Exactly as they appear, output all of the entries.
________________
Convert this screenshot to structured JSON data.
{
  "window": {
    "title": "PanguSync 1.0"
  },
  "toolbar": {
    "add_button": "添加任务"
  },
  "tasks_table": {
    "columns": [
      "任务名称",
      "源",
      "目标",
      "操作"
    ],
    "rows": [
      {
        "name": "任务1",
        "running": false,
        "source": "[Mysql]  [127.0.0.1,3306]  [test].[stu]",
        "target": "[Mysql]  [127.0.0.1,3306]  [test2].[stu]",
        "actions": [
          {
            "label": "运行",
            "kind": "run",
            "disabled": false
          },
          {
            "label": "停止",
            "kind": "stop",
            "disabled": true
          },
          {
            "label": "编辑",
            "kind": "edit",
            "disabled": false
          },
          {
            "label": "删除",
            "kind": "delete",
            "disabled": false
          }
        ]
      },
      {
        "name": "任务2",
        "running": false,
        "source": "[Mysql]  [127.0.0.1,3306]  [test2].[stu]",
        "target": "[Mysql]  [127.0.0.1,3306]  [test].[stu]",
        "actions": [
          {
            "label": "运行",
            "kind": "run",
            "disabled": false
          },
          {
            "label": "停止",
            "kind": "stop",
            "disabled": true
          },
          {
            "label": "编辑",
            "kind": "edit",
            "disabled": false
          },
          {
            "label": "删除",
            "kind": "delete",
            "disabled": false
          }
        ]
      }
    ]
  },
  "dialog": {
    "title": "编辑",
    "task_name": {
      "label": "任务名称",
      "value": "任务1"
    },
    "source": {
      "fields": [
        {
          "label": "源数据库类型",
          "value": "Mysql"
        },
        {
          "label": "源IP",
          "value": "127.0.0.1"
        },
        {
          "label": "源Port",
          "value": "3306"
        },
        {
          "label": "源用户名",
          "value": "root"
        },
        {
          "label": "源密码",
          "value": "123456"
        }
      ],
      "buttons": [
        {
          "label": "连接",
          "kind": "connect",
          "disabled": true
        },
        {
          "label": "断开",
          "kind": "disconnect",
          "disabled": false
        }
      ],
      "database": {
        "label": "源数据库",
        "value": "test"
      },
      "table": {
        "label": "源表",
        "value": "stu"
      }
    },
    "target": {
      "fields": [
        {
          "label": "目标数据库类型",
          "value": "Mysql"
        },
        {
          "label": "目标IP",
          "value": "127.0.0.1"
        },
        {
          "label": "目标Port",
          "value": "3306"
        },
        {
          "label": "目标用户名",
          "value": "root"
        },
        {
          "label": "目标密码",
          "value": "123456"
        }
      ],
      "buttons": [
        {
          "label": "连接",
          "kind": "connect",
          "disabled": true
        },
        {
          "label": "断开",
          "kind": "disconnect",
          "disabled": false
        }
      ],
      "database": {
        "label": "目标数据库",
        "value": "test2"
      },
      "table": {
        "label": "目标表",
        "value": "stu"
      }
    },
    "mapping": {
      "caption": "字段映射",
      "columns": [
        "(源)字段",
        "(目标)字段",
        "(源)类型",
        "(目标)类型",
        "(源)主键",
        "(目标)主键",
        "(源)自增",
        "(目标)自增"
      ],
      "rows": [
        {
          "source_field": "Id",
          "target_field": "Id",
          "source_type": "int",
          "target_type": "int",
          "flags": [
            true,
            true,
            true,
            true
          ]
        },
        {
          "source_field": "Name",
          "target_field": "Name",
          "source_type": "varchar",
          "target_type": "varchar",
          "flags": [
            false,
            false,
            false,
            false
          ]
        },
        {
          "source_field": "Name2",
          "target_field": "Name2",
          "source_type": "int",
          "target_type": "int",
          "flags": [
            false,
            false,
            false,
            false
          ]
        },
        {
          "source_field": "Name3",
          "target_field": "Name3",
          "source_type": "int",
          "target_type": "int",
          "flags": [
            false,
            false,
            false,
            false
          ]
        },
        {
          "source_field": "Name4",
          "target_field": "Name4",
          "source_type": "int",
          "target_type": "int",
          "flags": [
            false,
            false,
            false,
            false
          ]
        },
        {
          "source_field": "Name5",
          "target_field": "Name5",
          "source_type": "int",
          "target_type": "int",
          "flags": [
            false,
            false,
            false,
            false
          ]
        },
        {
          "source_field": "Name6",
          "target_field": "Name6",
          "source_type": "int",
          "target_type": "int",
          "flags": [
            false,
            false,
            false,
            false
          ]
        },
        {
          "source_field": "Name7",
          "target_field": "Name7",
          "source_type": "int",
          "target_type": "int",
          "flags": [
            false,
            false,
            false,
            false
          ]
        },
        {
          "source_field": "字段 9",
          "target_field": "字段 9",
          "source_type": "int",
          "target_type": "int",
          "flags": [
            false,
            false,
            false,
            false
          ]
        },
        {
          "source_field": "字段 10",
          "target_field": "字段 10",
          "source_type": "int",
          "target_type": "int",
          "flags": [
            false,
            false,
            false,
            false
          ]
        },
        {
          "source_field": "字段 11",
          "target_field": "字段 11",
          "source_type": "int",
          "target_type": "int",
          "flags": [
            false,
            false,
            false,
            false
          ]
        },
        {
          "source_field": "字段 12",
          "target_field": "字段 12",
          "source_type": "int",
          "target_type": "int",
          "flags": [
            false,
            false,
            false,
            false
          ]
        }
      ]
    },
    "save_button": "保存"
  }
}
________________
# Answer to this task:
Convert this screenshot to structured JSON data.
{
  "window": {
    "title": "PanguSync 1.0"
  },
  "toolbar": {
    "add_button": "添加任务"
  },
  "tasks_table": {
    "columns": [
      "任务名称",
      "源",
      "目标",
      "操作"
    ],
    "rows": [
      {
        "name": "任务1",
        "running": false,
        "source": "[Mysql]  [127.0.0.1,3306]  [test].[stu]",
        "target": "[Mysql]  [127.0.0.1,3306]  [test2].[stu]",
        "actions": [
          {
            "label": "运行",
            "kind": "run",
            "disabled": false
          },
          {
            "label": "停止",
            "kind": "stop",
            "disabled": true
          },
          {
            "label": "编辑",
            "kind": "edit",
            "disabled": false
          },
          {
            "label": "删除",
            "kind": "delete",
            "disabled": false
          }
        ]
      },
      {
        "name": "任务2",
        "running": false,
        "source": "[Mysql]  [127.0.0.1,3306]  [test2].[stu]",
        "target": "[Mysql]  [127.0.0.1,3306]  [test].[stu]",
        "actions": [
          {
            "label": "运行",
            "kind": "run",
            "disabled": false
          },
          {
            "label": "停止",
            "kind": "stop",
            "disabled": true
          },
          {
            "label": "编辑",
            "kind": "edit",
            "disabled": false
          },
          {
            "label": "删除",
            "kind": "delete",
            "disabled": false
          }
        ]
      }
    ]
  },
  "dialog": {
    "title": "编辑",
    "task_name": {
      "label": "任务名称",
      "value": "任务1"
    },
    "source": {
      "fields": [
        {
          "label": "源数据库类型",
          "value": "Mysql"
        },
        {
          "label": "源IP",
          "value": "127.0.0.1"
        },
        {
          "label": "源Port",
          "value": "3306"
        },
        {
          "label": "源用户名",
          "value": "root"
        },
        {
          "label": "源密码",
          "value": "123456"
        }
      ],
      "buttons": [
        {
          "label": "连接",
          "kind": "connect",
          "disabled": true
        },
        {
          "label": "断开",
          "kind": "disconnect",
          "disabled": false
        }
      ],
      "database": {
        "label": "源数据库",
        "value": "test"
      },
      "table": {
        "label": "源表",
        "value": "stu"
      }
    },
    "target": {
      "fields": [
        {
          "label": "目标数据库类型",
          "value": "Mysql"
        },
        {
          "label": "目标IP",
          "value": "127.0.0.1"
        },
        {
          "label": "目标Port",
          "value": "3306"
        },
        {
          "label": "目标用户名",
          "value": "root"
        },
        {
          "label": "目标密码",
          "value": "123456"
        }
      ],
      "buttons": [
        {
          "label": "连接",
          "kind": "connect",
          "disabled": true
        },
        {
          "label": "断开",
          "kind": "disconnect",
          "disabled": false
        }
      ],
      "database": {
        "label": "目标数据库",
        "value": "test2"
      },
      "table": {
        "label": "目标表",
        "value": "stu"
      }
    },
    "mapping": {
      "caption": "字段映射",
      "columns": [
        "(源)字段",
        "(目标)字段",
        "(源)类型",
        "(目标)类型",
        "(源)主键",
        "(目标)主键",
        "(源)自增",
        "(目标)自增"
      ],
      "rows": [
        {
          "source_field": "Id",
          "target_field": "Id",
          "source_type": "int",
          "target_type": "int",
          "flags": [
            true,
            true,
            true,
            true
          ]
        },
        {
          "source_field": "Name",
          "target_field": "Name",
          "source_type": "varchar",
          "target_type": "varchar",
          "flags": [
            false,
            false,
            false,
            false
          ]
        },
        {
          "source_field": "Name2",
          "target_field": "Name2",
          "source_type": "int",
          "target_type": "int",
          "flags": [
            false,
            false,
            false,
            false
          ]
        },
        {
          "source_field": "Name3",
          "target_field": "Name3",
          "source_type": "int",
          "target_type": "int",
          "flags": [
            false,
            false,
            false,
            false
          ]
        },
        {
          "source_field": "Name4",
          "target_field": "Name4",
          "source_type": "int",
          "target_type": "int",
          "flags": [
            false,
            false,
            false,
            false
          ]
        },
        {
          "source_field": "Name5",
          "target_field": "Name5",
          "source_type": "int",
          "target_type": "int",
          "flags": [
            false,
            false,
            false,
            false
          ]
        },
        {
          "source_field": "Name6",
          "target_field": "Name6",
          "source_type": "int",
          "target_type": "int",
          "flags": [
            false,
            false,
            false,
            false
          ]
        },
        {
          "source_field": "Name7",
          "target_field": "Name7",
          "source_type": "int",
          "target_type": "int",
          "flags": [
            false,
            false,
            false,
            false
          ]
        },
        {
          "source_field": "字段 9",
          "target_field": "字段 9",
          "source_type": "int",
          "target_type": "int",
          "flags": [
            false,
            false,
            false,
            false
          ]
        },
        {
          "source_field": "字段 10",
          "target_field": "字段 10",
          "source_type": "int",
          "target_type": "int",
          "flags": [
            false,
            false,
            false,
            false
          ]
        },
        {
          "source_field": "字段 11",
          "target_field": "字段 11",
          "source_type": "int",
          "target_type": "int",
          "flags": [
            false,
            false,
            false,
            false
          ]
        },
        {
          "source_field": "字段 12",
          "target_field": "字段 12",
          "source_type": "int",
          "target_type": "int",
          "flags": [
            false,
            false,
            false,
            false
          ]
        }
      ]
    },
    "save_button": "保存"
  }
}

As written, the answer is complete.